_EXERCISE BRIEF_
Output the records. Match them exactly.

══ INFORMATION SUPPLIED

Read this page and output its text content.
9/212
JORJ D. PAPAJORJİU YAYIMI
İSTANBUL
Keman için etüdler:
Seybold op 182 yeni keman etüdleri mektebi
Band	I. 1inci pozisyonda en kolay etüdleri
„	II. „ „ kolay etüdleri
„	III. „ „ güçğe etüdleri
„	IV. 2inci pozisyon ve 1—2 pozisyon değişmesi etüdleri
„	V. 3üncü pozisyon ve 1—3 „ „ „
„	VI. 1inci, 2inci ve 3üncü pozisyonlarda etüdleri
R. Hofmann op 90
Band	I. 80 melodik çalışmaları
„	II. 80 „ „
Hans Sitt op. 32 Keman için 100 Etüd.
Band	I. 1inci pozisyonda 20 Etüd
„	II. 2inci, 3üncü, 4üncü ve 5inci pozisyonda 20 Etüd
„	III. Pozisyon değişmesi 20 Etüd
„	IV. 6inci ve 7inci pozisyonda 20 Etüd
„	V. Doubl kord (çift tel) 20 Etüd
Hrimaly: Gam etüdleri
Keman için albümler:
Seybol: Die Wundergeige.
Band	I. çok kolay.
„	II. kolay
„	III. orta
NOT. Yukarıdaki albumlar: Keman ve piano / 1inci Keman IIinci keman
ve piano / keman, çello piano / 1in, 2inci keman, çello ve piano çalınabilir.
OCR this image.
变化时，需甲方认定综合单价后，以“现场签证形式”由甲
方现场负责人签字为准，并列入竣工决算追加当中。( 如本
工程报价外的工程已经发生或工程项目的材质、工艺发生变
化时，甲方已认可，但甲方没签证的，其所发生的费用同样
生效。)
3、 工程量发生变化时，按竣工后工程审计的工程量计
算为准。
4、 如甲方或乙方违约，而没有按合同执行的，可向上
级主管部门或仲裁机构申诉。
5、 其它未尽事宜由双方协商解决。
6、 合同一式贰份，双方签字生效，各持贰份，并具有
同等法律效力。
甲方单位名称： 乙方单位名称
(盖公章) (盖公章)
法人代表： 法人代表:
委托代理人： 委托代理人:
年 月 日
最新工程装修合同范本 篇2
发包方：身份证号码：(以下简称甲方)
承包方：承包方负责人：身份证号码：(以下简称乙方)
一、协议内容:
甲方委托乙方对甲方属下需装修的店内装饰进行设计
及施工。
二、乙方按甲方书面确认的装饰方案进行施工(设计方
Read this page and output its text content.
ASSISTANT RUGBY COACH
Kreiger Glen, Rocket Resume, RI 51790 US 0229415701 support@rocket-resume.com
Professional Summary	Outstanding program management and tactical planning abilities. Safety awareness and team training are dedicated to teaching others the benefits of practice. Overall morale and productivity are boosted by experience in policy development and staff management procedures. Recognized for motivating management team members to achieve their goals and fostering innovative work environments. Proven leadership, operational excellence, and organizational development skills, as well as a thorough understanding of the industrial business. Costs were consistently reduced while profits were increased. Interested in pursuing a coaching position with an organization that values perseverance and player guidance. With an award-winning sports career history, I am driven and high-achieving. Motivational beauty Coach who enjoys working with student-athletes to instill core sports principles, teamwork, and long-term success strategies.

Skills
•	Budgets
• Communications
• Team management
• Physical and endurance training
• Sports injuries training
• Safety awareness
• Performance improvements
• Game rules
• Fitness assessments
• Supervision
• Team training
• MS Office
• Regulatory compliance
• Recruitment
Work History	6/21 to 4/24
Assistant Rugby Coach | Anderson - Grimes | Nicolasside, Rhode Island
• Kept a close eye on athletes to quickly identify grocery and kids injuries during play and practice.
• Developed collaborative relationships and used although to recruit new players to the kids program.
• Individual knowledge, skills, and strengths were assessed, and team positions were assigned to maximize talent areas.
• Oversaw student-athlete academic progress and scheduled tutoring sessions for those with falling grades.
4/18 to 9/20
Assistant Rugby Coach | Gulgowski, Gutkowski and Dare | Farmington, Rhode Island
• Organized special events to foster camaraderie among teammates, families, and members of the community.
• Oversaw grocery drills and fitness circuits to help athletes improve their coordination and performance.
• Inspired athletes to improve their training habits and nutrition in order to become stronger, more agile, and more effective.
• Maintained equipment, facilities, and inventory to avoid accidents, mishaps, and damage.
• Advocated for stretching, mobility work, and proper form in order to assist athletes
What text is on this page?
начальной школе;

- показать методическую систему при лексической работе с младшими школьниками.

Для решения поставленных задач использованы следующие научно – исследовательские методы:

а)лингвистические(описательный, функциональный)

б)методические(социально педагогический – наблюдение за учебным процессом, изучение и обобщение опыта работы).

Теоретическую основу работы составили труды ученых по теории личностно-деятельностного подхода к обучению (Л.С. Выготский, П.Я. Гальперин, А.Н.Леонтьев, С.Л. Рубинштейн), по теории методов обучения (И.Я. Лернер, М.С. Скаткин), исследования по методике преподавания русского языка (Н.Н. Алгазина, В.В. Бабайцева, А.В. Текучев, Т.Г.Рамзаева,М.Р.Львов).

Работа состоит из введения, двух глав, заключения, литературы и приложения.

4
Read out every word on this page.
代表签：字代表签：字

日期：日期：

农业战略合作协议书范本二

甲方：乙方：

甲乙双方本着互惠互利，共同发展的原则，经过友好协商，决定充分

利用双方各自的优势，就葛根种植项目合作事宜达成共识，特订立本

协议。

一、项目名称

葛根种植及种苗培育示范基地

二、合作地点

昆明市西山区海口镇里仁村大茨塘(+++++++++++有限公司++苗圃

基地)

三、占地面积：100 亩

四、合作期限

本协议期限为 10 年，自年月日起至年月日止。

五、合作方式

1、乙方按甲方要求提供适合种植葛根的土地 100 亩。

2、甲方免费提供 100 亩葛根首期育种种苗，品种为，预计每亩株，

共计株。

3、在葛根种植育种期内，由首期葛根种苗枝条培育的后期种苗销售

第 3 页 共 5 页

════

_REPLY_
Read this page and output its text content.
9/212
JORJ D. PAPAJORJİU YAYIMI
İSTANBUL
Keman için etüdler:
Seybold op 182 yeni keman etüdleri mektebi
Band	I. 1inci pozisyonda en kolay etüdleri
„	II. „ „ kolay etüdleri
„	III. „ „ güçğe etüdleri
„	IV. 2inci pozisyon ve 1—2 pozisyon değişmesi etüdleri
„	V. 3üncü pozisyon ve 1—3 „ „ „
„	VI. 1inci, 2inci ve 3üncü pozisyonlarda etüdleri
R. Hofmann op 90
Band	I. 80 melodik çalışmaları
„	II. 80 „ „
Hans Sitt op. 32 Keman için 100 Etüd.
Band	I. 1inci pozisyonda 20 Etüd
„	II. 2inci, 3üncü, 4üncü ve 5inci pozisyonda 20 Etüd
„	III. Pozisyon değişmesi 20 Etüd
„	IV. 6inci ve 7inci pozisyonda 20 Etüd
„	V. Doubl kord (çift tel) 20 Etüd
Hrimaly: Gam etüdleri
Keman için albümler:
Seybol: Die Wundergeige.
Band	I. çok kolay.
„	II. kolay
„	III. orta
NOT. Yukarıdaki albumlar: Keman ve piano / 1inci Keman IIinci keman
ve piano / keman, çello piano / 1in, 2inci keman, çello ve piano çalınabilir.
OCR this image.
变化时，需甲方认定综合单价后，以“现场签证形式”由甲
方现场负责人签字为准，并列入竣工决算追加当中。( 如本
工程报价外的工程已经发生或工程项目的材质、工艺发生变
化时，甲方已认可，但甲方没签证的，其所发生的费用同样
生效。)
3、 工程量发生变化时，按竣工后工程审计的工程量计
算为准。
4、 如甲方或乙方违约，而没有按合同执行的，可向上
级主管部门或仲裁机构申诉。
5、 其它未尽事宜由双方协商解决。
6、 合同一式贰份，双方签字生效，各持贰份，并具有
同等法律效力。
甲方单位名称： 乙方单位名称
(盖公章) (盖公章)
法人代表： 法人代表:
委托代理人： 委托代理人:
年 月 日
最新工程装修合同范本 篇2
发包方：身份证号码：(以下简称甲方)
承包方：承包方负责人：身份证号码：(以下简称乙方)
一、协议内容:
甲方委托乙方对甲方属下需装修的店内装饰进行设计
及施工。
二、乙方按甲方书面确认的装饰方案进行施工(设计方
Read this page and output its text content.
ASSISTANT RUGBY COACH
Kreiger Glen, Rocket Resume, RI 51790 US 0229415701 support@rocket-resume.com
Professional Summary	Outstanding program management and tactical planning abilities. Safety awareness and team training are dedicated to teaching others the benefits of practice. Overall morale and productivity are boosted by experience in policy development and staff management procedures. Recognized for motivating management team members to achieve their goals and fostering innovative work environments. Proven leadership, operational excellence, and organizational development skills, as well as a thorough understanding of the industrial business. Costs were consistently reduced while profits were increased. Interested in pursuing a coaching position with an organization that values perseverance and player guidance. With an award-winning sports career history, I am driven and high-achieving. Motivational beauty Coach who enjoys working with student-athletes to instill core sports principles, teamwork, and long-term success strategies.

Skills
•	Budgets
• Communications
• Team management
• Physical and endurance training
• Sports injuries training
• Safety awareness
• Performance improvements
• Game rules
• Fitness assessments
• Supervision
• Team training
• MS Office
• Regulatory compliance
• Recruitment
Work History	6/21 to 4/24
Assistant Rugby Coach | Anderson - Grimes | Nicolasside, Rhode Island
• Kept a close eye on athletes to quickly identify grocery and kids injuries during play and practice.
• Developed collaborative relationships and used although to recruit new players to the kids program.
• Individual knowledge, skills, and strengths were assessed, and team positions were assigned to maximize talent areas.
• Oversaw student-athlete academic progress and scheduled tutoring sessions for those with falling grades.
4/18 to 9/20
Assistant Rugby Coach | Gulgowski, Gutkowski and Dare | Farmington, Rhode Island
• Organized special events to foster camaraderie among teammates, families, and members of the community.
• Oversaw grocery drills and fitness circuits to help athletes improve their coordination and performance.
• Inspired athletes to improve their training habits and nutrition in order to become stronger, more agile, and more effective.
• Maintained equipment, facilities, and inventory to avoid accidents, mishaps, and damage.
• Advocated for stretching, mobility work, and proper form in order to assist athletes
What text is on this page?
начальной школе;

- показать методическую систему при лексической работе с младшими школьниками.

Для решения поставленных задач использованы следующие научно – исследовательские методы:

а)лингвистические(описательный, функциональный)

б)методические(социально педагогический – наблюдение за учебным процессом, изучение и обобщение опыта работы).

Теоретическую основу работы составили труды ученых по теории личностно-деятельностного подхода к обучению (Л.С. Выготский, П.Я. Гальперин, А.Н.Леонтьев, С.Л. Рубинштейн), по теории методов обучения (И.Я. Лернер, М.С. Скаткин), исследования по методике преподавания русского языка (Н.Н. Алгазина, В.В. Бабайцева, А.В. Текучев, Т.Г.Рамзаева,М.Р.Львов).

Работа состоит из введения, двух глав, заключения, литературы и приложения.

4
Read out every word on this page.
代表签：字代表签：字

日期：日期：

农业战略合作协议书范本二

甲方：乙方：

甲乙双方本着互惠互利，共同发展的原则，经过友好协商，决定充分

利用双方各自的优势，就葛根种植项目合作事宜达成共识，特订立本

协议。

一、项目名称

葛根种植及种苗培育示范基地

二、合作地点

昆明市西山区海口镇里仁村大茨塘(+++++++++++有限公司++苗圃

基地)

三、占地面积：100 亩

四、合作期限

本协议期限为 10 年，自年月日起至年月日止。

五、合作方式

1、乙方按甲方要求提供适合种植葛根的土地 100 亩。

2、甲方免费提供 100 亩葛根首期育种种苗，品种为，预计每亩株，

共计株。

3、在葛根种植育种期内，由首期葛根种苗枝条培育的后期种苗销售

第 3 页 共 5 页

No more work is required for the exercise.